* **Objective**
Every line below that holds the string "global" should be copied out.

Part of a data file
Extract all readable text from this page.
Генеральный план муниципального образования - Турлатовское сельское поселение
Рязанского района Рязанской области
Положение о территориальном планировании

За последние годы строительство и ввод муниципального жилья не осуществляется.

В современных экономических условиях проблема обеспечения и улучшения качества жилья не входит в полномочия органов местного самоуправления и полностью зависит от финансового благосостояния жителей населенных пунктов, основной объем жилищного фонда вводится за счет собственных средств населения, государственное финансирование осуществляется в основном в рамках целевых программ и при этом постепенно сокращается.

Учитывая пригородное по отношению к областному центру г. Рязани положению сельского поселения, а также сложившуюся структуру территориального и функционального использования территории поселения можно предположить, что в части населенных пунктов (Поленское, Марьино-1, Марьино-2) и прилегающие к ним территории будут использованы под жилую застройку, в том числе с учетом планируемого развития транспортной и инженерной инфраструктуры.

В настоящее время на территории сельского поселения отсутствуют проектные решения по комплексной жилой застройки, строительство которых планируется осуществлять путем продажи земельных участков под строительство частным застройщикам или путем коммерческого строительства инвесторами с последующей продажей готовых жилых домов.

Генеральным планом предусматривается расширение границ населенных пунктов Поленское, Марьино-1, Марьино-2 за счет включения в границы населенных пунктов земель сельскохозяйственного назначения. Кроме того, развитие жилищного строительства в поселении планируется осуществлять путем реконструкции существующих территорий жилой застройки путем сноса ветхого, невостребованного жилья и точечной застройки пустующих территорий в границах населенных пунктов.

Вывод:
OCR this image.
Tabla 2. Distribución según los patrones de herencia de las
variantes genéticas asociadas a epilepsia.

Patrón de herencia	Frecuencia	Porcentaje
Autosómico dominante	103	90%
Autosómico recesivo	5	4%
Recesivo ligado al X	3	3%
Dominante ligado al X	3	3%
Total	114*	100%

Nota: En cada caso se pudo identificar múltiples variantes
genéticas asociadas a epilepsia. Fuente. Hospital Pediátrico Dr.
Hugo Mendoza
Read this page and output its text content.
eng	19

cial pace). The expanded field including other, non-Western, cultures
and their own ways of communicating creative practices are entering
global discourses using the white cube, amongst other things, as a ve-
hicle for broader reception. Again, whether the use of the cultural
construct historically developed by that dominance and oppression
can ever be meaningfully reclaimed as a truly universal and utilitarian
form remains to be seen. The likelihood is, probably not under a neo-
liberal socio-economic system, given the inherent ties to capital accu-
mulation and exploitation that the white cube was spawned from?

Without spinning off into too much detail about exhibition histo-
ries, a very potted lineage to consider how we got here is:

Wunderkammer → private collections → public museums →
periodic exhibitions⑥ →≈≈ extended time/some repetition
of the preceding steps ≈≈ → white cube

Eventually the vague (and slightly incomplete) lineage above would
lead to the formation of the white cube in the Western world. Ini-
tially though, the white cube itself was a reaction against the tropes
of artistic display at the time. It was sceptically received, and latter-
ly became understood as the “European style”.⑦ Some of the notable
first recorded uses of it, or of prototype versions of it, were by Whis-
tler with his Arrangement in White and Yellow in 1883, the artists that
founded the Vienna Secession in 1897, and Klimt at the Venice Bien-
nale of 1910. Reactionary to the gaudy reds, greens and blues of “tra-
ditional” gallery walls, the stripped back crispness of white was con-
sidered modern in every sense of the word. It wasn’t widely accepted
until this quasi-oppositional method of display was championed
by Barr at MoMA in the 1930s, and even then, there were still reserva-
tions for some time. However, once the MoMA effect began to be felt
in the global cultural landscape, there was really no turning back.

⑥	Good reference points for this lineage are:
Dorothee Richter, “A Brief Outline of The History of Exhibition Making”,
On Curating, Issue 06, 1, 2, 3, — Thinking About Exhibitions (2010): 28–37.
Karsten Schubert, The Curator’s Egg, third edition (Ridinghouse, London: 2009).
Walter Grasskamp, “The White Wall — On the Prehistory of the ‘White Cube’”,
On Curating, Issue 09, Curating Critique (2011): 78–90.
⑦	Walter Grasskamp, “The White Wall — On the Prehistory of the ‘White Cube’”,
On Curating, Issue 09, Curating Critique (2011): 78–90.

* **Exercise output**
global discourses using the white cube, amongst other things, as a ve-
in the global cultural landscape, there was really no turning back.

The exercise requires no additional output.